Prompt:
Copy out the entries exactly, from the first line to the last.

(Stored entries)
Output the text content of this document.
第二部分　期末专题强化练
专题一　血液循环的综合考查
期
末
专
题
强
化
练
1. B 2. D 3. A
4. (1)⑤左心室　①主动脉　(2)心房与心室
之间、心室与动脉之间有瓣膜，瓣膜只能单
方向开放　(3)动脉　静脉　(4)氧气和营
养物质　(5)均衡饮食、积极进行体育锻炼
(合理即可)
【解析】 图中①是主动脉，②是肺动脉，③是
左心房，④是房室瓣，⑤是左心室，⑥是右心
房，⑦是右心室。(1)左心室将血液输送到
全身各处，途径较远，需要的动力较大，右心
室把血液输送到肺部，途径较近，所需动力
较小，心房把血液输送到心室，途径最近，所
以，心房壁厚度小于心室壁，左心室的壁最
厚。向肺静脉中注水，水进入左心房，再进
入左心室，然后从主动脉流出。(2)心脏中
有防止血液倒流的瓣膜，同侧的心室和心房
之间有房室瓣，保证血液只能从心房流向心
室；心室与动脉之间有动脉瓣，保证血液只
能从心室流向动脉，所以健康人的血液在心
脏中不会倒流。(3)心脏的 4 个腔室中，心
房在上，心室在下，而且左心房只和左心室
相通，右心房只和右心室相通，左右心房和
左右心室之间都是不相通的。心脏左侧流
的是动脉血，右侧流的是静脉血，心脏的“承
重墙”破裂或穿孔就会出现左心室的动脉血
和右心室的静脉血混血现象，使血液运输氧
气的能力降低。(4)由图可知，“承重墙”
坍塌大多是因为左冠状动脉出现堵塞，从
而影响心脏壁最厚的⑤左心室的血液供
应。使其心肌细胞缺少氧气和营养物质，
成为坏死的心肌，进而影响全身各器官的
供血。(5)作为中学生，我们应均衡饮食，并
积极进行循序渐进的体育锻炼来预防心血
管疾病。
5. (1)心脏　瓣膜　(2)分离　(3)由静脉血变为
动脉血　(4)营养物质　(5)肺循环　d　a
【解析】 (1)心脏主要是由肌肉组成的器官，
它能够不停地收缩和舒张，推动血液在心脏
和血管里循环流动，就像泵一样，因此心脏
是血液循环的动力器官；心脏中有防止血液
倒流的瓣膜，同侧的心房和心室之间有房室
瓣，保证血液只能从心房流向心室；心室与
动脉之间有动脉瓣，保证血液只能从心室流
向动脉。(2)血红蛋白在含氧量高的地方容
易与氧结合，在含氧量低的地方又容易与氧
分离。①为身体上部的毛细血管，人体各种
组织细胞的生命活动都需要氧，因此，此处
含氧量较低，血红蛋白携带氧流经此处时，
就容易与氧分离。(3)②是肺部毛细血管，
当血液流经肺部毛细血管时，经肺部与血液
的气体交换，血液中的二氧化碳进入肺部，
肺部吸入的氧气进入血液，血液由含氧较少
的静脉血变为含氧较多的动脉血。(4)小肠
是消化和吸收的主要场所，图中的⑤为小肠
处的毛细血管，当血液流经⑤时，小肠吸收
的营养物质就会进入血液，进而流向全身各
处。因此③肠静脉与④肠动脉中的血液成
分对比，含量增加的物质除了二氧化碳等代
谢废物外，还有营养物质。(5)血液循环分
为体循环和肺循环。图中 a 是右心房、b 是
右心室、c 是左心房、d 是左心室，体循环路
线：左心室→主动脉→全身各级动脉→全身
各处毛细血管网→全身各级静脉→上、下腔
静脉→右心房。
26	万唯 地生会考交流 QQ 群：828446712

Response to this task:
Output the text content of this document.
第二部分　期末专题强化练
专题一　血液循环的综合考查
期
末
专
题
强
化
练
1. B 2. D 3. A
4. (1)⑤左心室　①主动脉　(2)心房与心室
之间、心室与动脉之间有瓣膜，瓣膜只能单
方向开放　(3)动脉　静脉　(4)氧气和营
养物质　(5)均衡饮食、积极进行体育锻炼
(合理即可)
【解析】 图中①是主动脉，②是肺动脉，③是
左心房，④是房室瓣，⑤是左心室，⑥是右心
房，⑦是右心室。(1)左心室将血液输送到
全身各处，途径较远，需要的动力较大，右心
室把血液输送到肺部，途径较近，所需动力
较小，心房把血液输送到心室，途径最近，所
以，心房壁厚度小于心室壁，左心室的壁最
厚。向肺静脉中注水，水进入左心房，再进
入左心室，然后从主动脉流出。(2)心脏中
有防止血液倒流的瓣膜，同侧的心室和心房
之间有房室瓣，保证血液只能从心房流向心
室；心室与动脉之间有动脉瓣，保证血液只
能从心室流向动脉，所以健康人的血液在心
脏中不会倒流。(3)心脏的 4 个腔室中，心
房在上，心室在下，而且左心房只和左心室
相通，右心房只和右心室相通，左右心房和
左右心室之间都是不相通的。心脏左侧流
的是动脉血，右侧流的是静脉血，心脏的“承
重墙”破裂或穿孔就会出现左心室的动脉血
和右心室的静脉血混血现象，使血液运输氧
气的能力降低。(4)由图可知，“承重墙”
坍塌大多是因为左冠状动脉出现堵塞，从
而影响心脏壁最厚的⑤左心室的血液供
应。使其心肌细胞缺少氧气和营养物质，
成为坏死的心肌，进而影响全身各器官的
供血。(5)作为中学生，我们应均衡饮食，并
积极进行循序渐进的体育锻炼来预防心血
管疾病。
5. (1)心脏　瓣膜　(2)分离　(3)由静脉血变为
动脉血　(4)营养物质　(5)肺循环　d　a
【解析】 (1)心脏主要是由肌肉组成的器官，
它能够不停地收缩和舒张，推动血液在心脏
和血管里循环流动，就像泵一样，因此心脏
是血液循环的动力器官；心脏中有防止血液
倒流的瓣膜，同侧的心房和心室之间有房室
瓣，保证血液只能从心房流向心室；心室与
动脉之间有动脉瓣，保证血液只能从心室流
向动脉。(2)血红蛋白在含氧量高的地方容
易与氧结合，在含氧量低的地方又容易与氧
分离。①为身体上部的毛细血管，人体各种
组织细胞的生命活动都需要氧，因此，此处
含氧量较低，血红蛋白携带氧流经此处时，
就容易与氧分离。(3)②是肺部毛细血管，
当血液流经肺部毛细血管时，经肺部与血液
的气体交换，血液中的二氧化碳进入肺部，
肺部吸入的氧气进入血液，血液由含氧较少
的静脉血变为含氧较多的动脉血。(4)小肠
是消化和吸收的主要场所，图中的⑤为小肠
处的毛细血管，当血液流经⑤时，小肠吸收
的营养物质就会进入血液，进而流向全身各
处。因此③肠静脉与④肠动脉中的血液成
分对比，含量增加的物质除了二氧化碳等代
谢废物外，还有营养物质。(5)血液循环分
为体循环和肺循环。图中 a 是右心房、b 是
右心室、c 是左心房、d 是左心室，体循环路
线：左心室→主动脉→全身各级动脉→全身
各处毛细血管网→全身各级静脉→上、下腔
静脉→右心房。
26	万唯 地生会考交流 QQ 群：828446712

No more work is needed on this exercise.